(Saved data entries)
»»

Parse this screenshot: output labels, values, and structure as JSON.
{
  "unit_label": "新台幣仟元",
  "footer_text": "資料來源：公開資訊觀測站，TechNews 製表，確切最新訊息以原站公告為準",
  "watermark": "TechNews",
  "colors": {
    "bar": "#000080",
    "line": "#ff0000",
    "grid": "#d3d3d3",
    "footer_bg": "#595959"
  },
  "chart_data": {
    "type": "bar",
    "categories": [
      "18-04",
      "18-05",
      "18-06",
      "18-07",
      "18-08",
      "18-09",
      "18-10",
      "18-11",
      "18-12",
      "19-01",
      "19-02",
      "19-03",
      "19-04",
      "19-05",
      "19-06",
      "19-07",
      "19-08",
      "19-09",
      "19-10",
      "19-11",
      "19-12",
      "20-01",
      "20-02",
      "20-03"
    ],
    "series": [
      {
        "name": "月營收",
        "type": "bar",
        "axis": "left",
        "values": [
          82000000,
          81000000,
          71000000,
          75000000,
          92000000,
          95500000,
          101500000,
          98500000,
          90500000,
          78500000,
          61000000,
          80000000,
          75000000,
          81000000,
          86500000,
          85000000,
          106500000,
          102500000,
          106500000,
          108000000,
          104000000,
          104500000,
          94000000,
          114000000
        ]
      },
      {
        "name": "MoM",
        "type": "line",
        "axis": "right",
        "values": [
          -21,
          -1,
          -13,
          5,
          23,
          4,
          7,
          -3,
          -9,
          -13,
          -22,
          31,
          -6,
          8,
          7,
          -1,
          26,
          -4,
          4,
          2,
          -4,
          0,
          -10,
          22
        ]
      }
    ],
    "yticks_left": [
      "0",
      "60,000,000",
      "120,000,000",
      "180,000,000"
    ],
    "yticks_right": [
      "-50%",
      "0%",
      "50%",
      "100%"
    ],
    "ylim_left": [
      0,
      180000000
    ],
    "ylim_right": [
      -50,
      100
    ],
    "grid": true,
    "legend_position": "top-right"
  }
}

««
»»

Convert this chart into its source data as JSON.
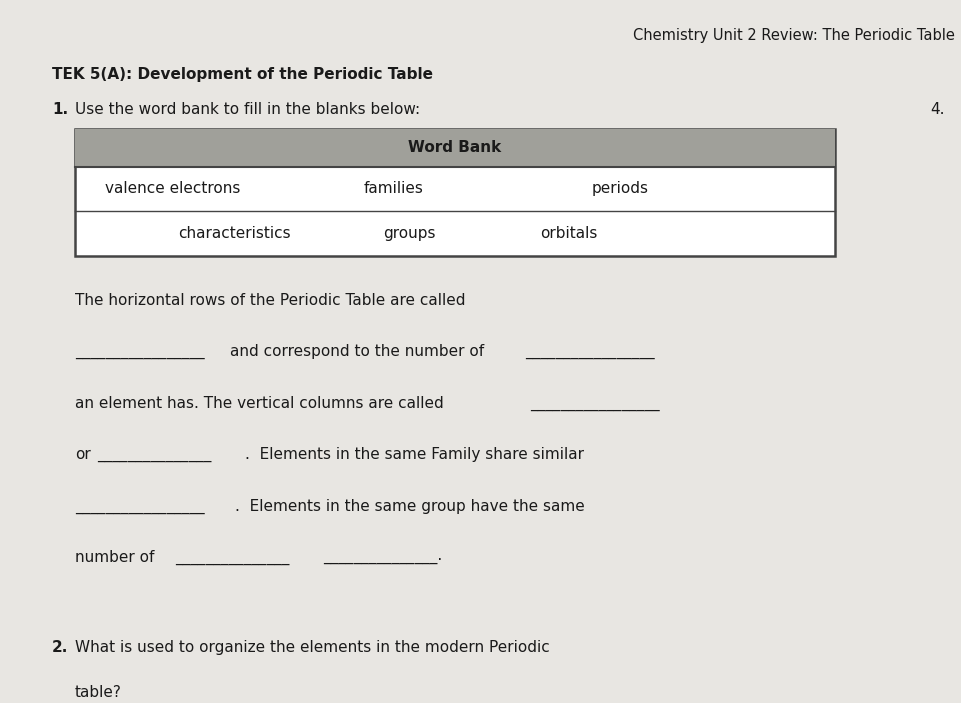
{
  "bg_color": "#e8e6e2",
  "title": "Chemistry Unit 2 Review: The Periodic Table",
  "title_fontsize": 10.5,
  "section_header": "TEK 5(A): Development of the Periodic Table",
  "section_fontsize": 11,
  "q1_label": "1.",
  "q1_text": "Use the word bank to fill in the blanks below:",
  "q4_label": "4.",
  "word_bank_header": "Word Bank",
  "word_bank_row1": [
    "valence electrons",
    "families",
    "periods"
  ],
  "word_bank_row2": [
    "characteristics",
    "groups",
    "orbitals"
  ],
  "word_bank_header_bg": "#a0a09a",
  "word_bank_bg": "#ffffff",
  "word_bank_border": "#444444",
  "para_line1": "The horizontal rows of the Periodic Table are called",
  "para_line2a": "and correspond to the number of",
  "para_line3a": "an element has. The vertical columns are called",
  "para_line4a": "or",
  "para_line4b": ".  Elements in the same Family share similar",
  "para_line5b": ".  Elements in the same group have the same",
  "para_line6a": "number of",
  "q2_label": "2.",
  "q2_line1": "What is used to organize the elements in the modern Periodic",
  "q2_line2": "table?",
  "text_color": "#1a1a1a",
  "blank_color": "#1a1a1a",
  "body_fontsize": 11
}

««

◆ Aim ◆
Copy out every line of the material above that mentions the word "number".

◆ Output for this task ◆
  "para_line2a": "and correspond to the number of",
  "para_line6a": "number of",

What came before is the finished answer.